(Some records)
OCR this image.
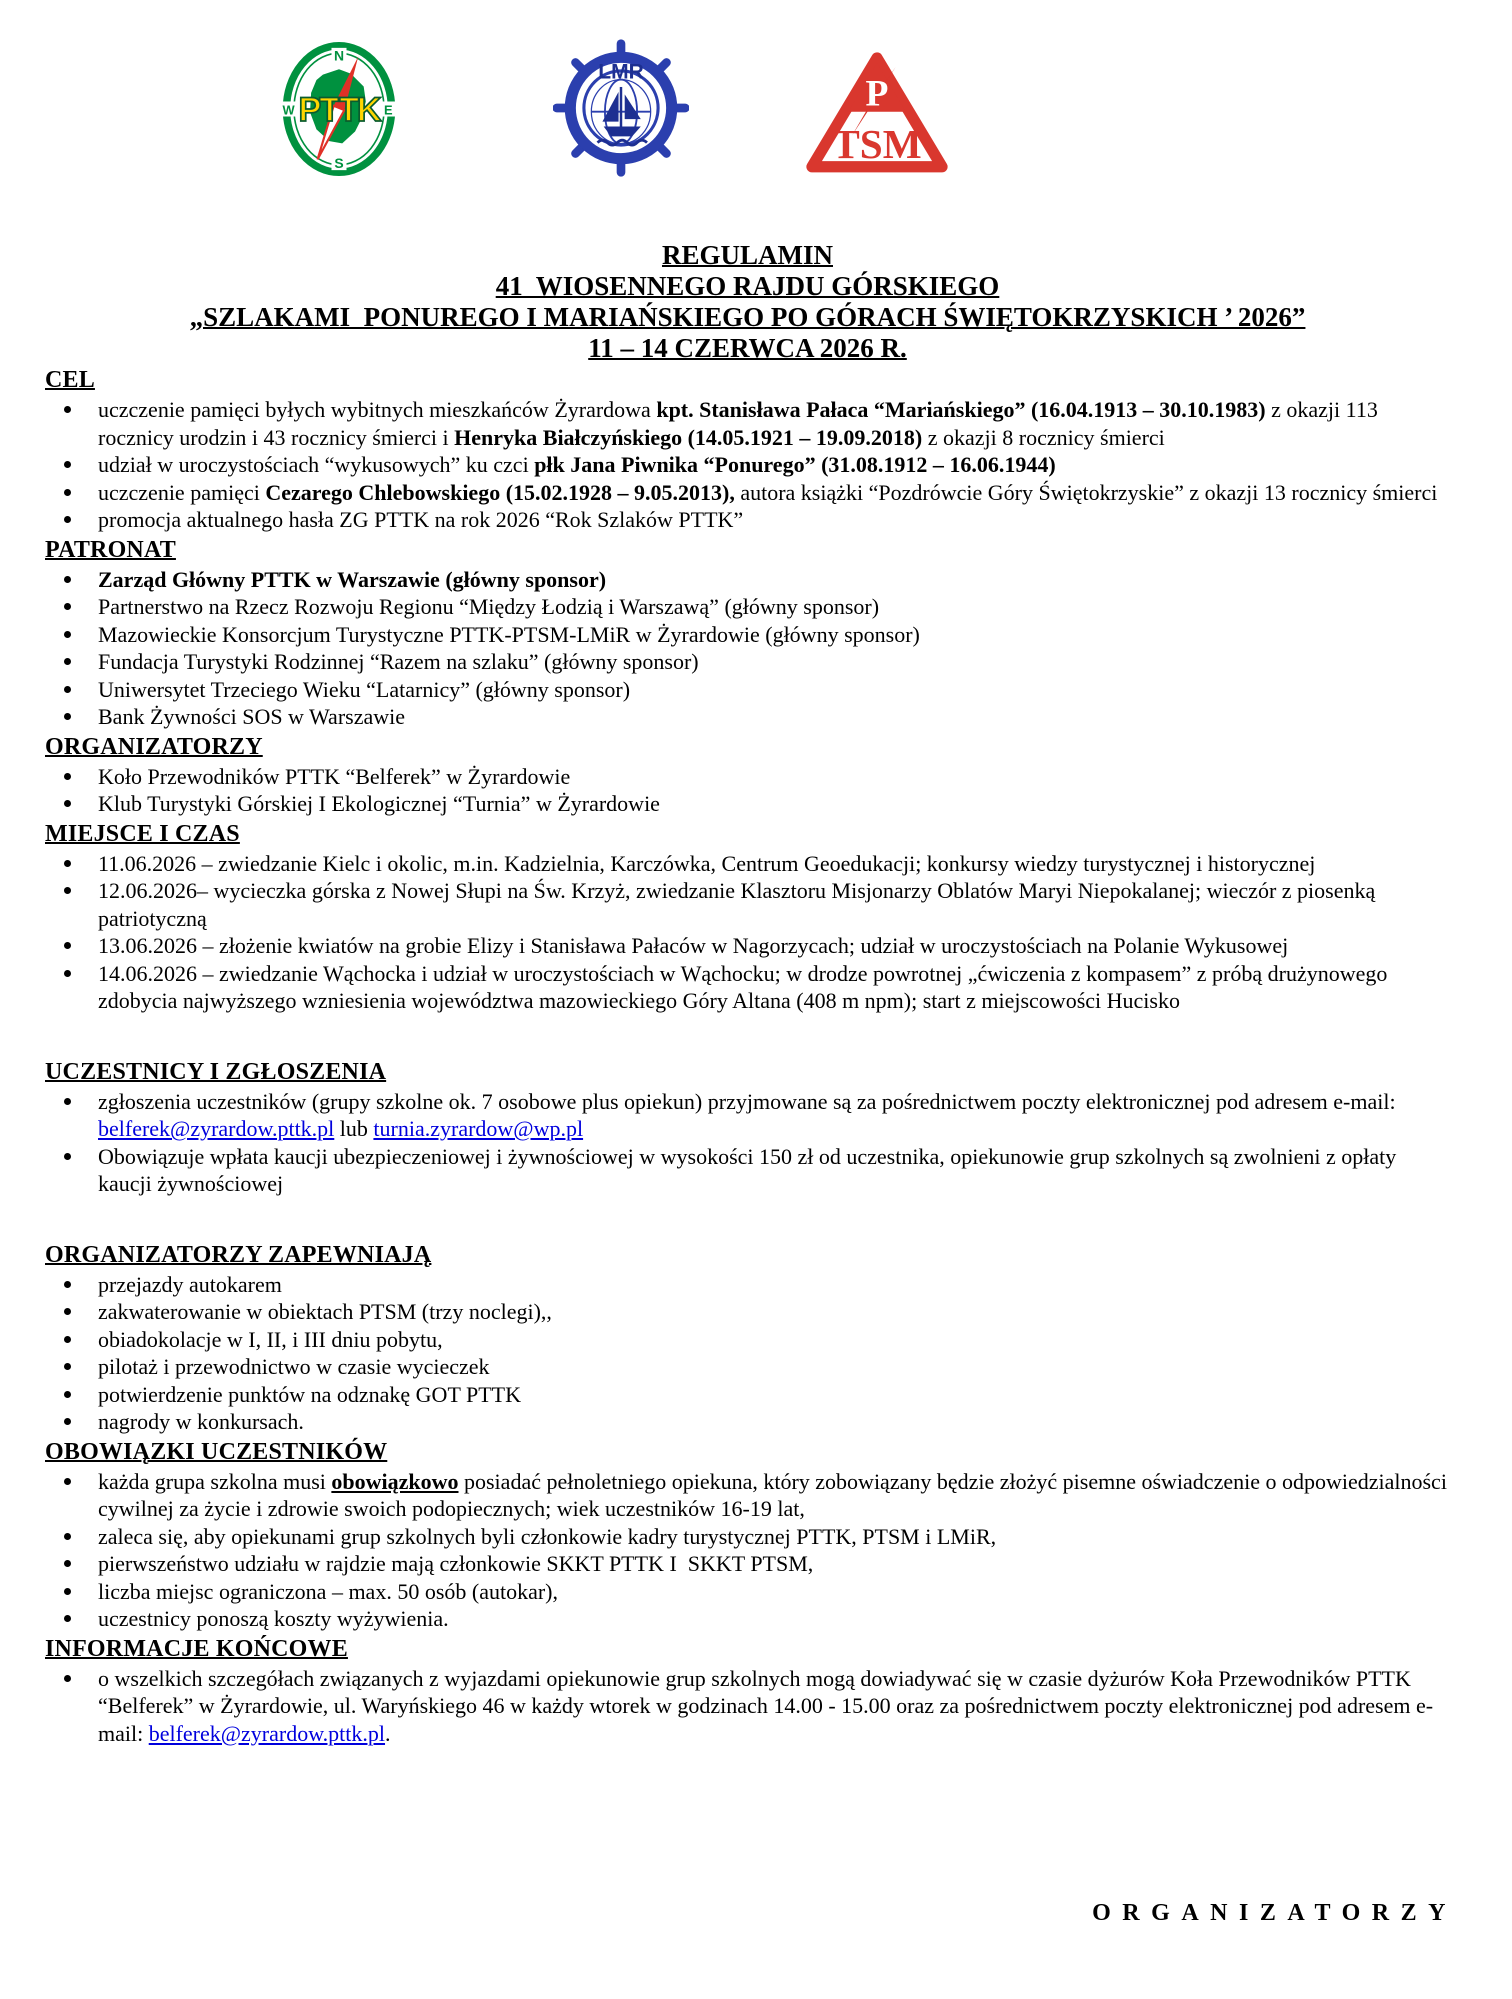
N
S
W	E
PTTK
LMR
P
TSM
REGULAMIN
41  WIOSENNEGO RAJDU GÓRSKIEGO
„SZLAKAMI  PONUREGO I MARIAŃSKIEGO PO GÓRACH ŚWIĘTOKRZYSKICH ’ 2026”
11 – 14 CZERWCA 2026 R.
CEL
uczczenie pamięci byłych wybitnych mieszkańców Żyrardowa kpt. Stanisława Pałaca “Mariańskiego” (16.04.1913 – 30.10.1983) z okazji 113 rocznicy urodzin i 43 rocznicy śmierci i Henryka Białczyńskiego (14.05.1921 – 19.09.2018) z okazji 8 rocznicy śmierci
udział w uroczystościach “wykusowych” ku czci płk Jana Piwnika “Ponurego” (31.08.1912 – 16.06.1944)
uczczenie pamięci Cezarego Chlebowskiego (15.02.1928 – 9.05.2013), autora książki “Pozdrówcie Góry Świętokrzyskie” z okazji 13 rocznicy śmierci
promocja aktualnego hasła ZG PTTK na rok 2026 “Rok Szlaków PTTK”
PATRONAT
Zarząd Główny PTTK w Warszawie (główny sponsor)
Partnerstwo na Rzecz Rozwoju Regionu “Między Łodzią i Warszawą” (główny sponsor)
Mazowieckie Konsorcjum Turystyczne PTTK-PTSM-LMiR w Żyrardowie (główny sponsor)
Fundacja Turystyki Rodzinnej “Razem na szlaku” (główny sponsor)
Uniwersytet Trzeciego Wieku “Latarnicy” (główny sponsor)
Bank Żywności SOS w Warszawie
ORGANIZATORZY
Koło Przewodników PTTK “Belferek” w Żyrardowie
Klub Turystyki Górskiej I Ekologicznej “Turnia” w Żyrardowie
MIEJSCE I CZAS
11.06.2026 – zwiedzanie Kielc i okolic, m.in. Kadzielnia, Karczówka, Centrum Geoedukacji; konkursy wiedzy turystycznej i historycznej
12.06.2026– wycieczka górska z Nowej Słupi na Św. Krzyż, zwiedzanie Klasztoru Misjonarzy Oblatów Maryi Niepokalanej; wieczór z piosenką patriotyczną
13.06.2026 – złożenie kwiatów na grobie Elizy i Stanisława Pałaców w Nagorzycach; udział w uroczystościach na Polanie Wykusowej
14.06.2026 – zwiedzanie Wąchocka i udział w uroczystościach w Wąchocku; w drodze powrotnej „ćwiczenia z kompasem” z próbą drużynowego zdobycia najwyższego wzniesienia województwa mazowieckiego Góry Altana (408 m npm); start z miejscowości Hucisko
UCZESTNICY I ZGŁOSZENIA
zgłoszenia uczestników (grupy szkolne ok. 7 osobowe plus opiekun) przyjmowane są za pośrednictwem poczty elektronicznej pod adresem e-mail: belferek@zyrardow.pttk.pl lub turnia.zyrardow@wp.pl
Obowiązuje wpłata kaucji ubezpieczeniowej i żywnościowej w wysokości 150 zł od uczestnika, opiekunowie grup szkolnych są zwolnieni z opłaty kaucji żywnościowej
ORGANIZATORZY ZAPEWNIAJĄ
przejazdy autokarem
zakwaterowanie w obiektach PTSM (trzy noclegi),,
obiadokolacje w I, II, i III dniu pobytu,
pilotaż i przewodnictwo w czasie wycieczek
potwierdzenie punktów na odznakę GOT PTTK
nagrody w konkursach.
OBOWIĄZKI UCZESTNIKÓW
każda grupa szkolna musi obowiązkowo posiadać pełnoletniego opiekuna, który zobowiązany będzie złożyć pisemne oświadczenie o odpowiedzialności cywilnej za życie i zdrowie swoich podopiecznych; wiek uczestników 16-19 lat,
zaleca się, aby opiekunami grup szkolnych byli członkowie kadry turystycznej PTTK, PTSM i LMiR,
pierwszeństwo udziału w rajdzie mają członkowie SKKT PTTK I  SKKT PTSM,
liczba miejsc ograniczona – max. 50 osób (autokar),
uczestnicy ponoszą koszty wyżywienia.
INFORMACJE KOŃCOWE
o wszelkich szczegółach związanych z wyjazdami opiekunowie grup szkolnych mogą dowiadywać się w czasie dyżurów Koła Przewodników PTTK “Belferek” w Żyrardowie, ul. Waryńskiego 46 w każdy wtorek w godzinach 14.00 - 15.00 oraz za pośrednictwem poczty elektronicznej pod adresem e-mail: belferek@zyrardow.pttk.pl.
ORGANIZATORZY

(Given request) Any pictures should be dropped; transcribe the rest of the records above exactly.

(Reply)
OCR this image.
N
S
W	E
PTTK
LMR
P
TSM
REGULAMIN
41  WIOSENNEGO RAJDU GÓRSKIEGO
„SZLAKAMI  PONUREGO I MARIAŃSKIEGO PO GÓRACH ŚWIĘTOKRZYSKICH ’ 2026”
11 – 14 CZERWCA 2026 R.
CEL
uczczenie pamięci byłych wybitnych mieszkańców Żyrardowa kpt. Stanisława Pałaca “Mariańskiego” (16.04.1913 – 30.10.1983) z okazji 113 rocznicy urodzin i 43 rocznicy śmierci i Henryka Białczyńskiego (14.05.1921 – 19.09.2018) z okazji 8 rocznicy śmierci
udział w uroczystościach “wykusowych” ku czci płk Jana Piwnika “Ponurego” (31.08.1912 – 16.06.1944)
uczczenie pamięci Cezarego Chlebowskiego (15.02.1928 – 9.05.2013), autora książki “Pozdrówcie Góry Świętokrzyskie” z okazji 13 rocznicy śmierci
promocja aktualnego hasła ZG PTTK na rok 2026 “Rok Szlaków PTTK”
PATRONAT
Zarząd Główny PTTK w Warszawie (główny sponsor)
Partnerstwo na Rzecz Rozwoju Regionu “Między Łodzią i Warszawą” (główny sponsor)
Mazowieckie Konsorcjum Turystyczne PTTK-PTSM-LMiR w Żyrardowie (główny sponsor)
Fundacja Turystyki Rodzinnej “Razem na szlaku” (główny sponsor)
Uniwersytet Trzeciego Wieku “Latarnicy” (główny sponsor)
Bank Żywności SOS w Warszawie
ORGANIZATORZY
Koło Przewodników PTTK “Belferek” w Żyrardowie
Klub Turystyki Górskiej I Ekologicznej “Turnia” w Żyrardowie
MIEJSCE I CZAS
11.06.2026 – zwiedzanie Kielc i okolic, m.in. Kadzielnia, Karczówka, Centrum Geoedukacji; konkursy wiedzy turystycznej i historycznej
12.06.2026– wycieczka górska z Nowej Słupi na Św. Krzyż, zwiedzanie Klasztoru Misjonarzy Oblatów Maryi Niepokalanej; wieczór z piosenką patriotyczną
13.06.2026 – złożenie kwiatów na grobie Elizy i Stanisława Pałaców w Nagorzycach; udział w uroczystościach na Polanie Wykusowej
14.06.2026 – zwiedzanie Wąchocka i udział w uroczystościach w Wąchocku; w drodze powrotnej „ćwiczenia z kompasem” z próbą drużynowego zdobycia najwyższego wzniesienia województwa mazowieckiego Góry Altana (408 m npm); start z miejscowości Hucisko
UCZESTNICY I ZGŁOSZENIA
zgłoszenia uczestników (grupy szkolne ok. 7 osobowe plus opiekun) przyjmowane są za pośrednictwem poczty elektronicznej pod adresem e-mail: belferek@zyrardow.pttk.pl lub turnia.zyrardow@wp.pl
Obowiązuje wpłata kaucji ubezpieczeniowej i żywnościowej w wysokości 150 zł od uczestnika, opiekunowie grup szkolnych są zwolnieni z opłaty kaucji żywnościowej
ORGANIZATORZY ZAPEWNIAJĄ
przejazdy autokarem
zakwaterowanie w obiektach PTSM (trzy noclegi),,
obiadokolacje w I, II, i III dniu pobytu,
pilotaż i przewodnictwo w czasie wycieczek
potwierdzenie punktów na odznakę GOT PTTK
nagrody w konkursach.
OBOWIĄZKI UCZESTNIKÓW
każda grupa szkolna musi obowiązkowo posiadać pełnoletniego opiekuna, który zobowiązany będzie złożyć pisemne oświadczenie o odpowiedzialności cywilnej za życie i zdrowie swoich podopiecznych; wiek uczestników 16-19 lat,
zaleca się, aby opiekunami grup szkolnych byli członkowie kadry turystycznej PTTK, PTSM i LMiR,
pierwszeństwo udziału w rajdzie mają członkowie SKKT PTTK I  SKKT PTSM,
liczba miejsc ograniczona – max. 50 osób (autokar),
uczestnicy ponoszą koszty wyżywienia.
INFORMACJE KOŃCOWE
o wszelkich szczegółach związanych z wyjazdami opiekunowie grup szkolnych mogą dowiadywać się w czasie dyżurów Koła Przewodników PTTK “Belferek” w Żyrardowie, ul. Waryńskiego 46 w każdy wtorek w godzinach 14.00 - 15.00 oraz za pośrednictwem poczty elektronicznej pod adresem e-mail: belferek@zyrardow.pttk.pl.
ORGANIZATORZY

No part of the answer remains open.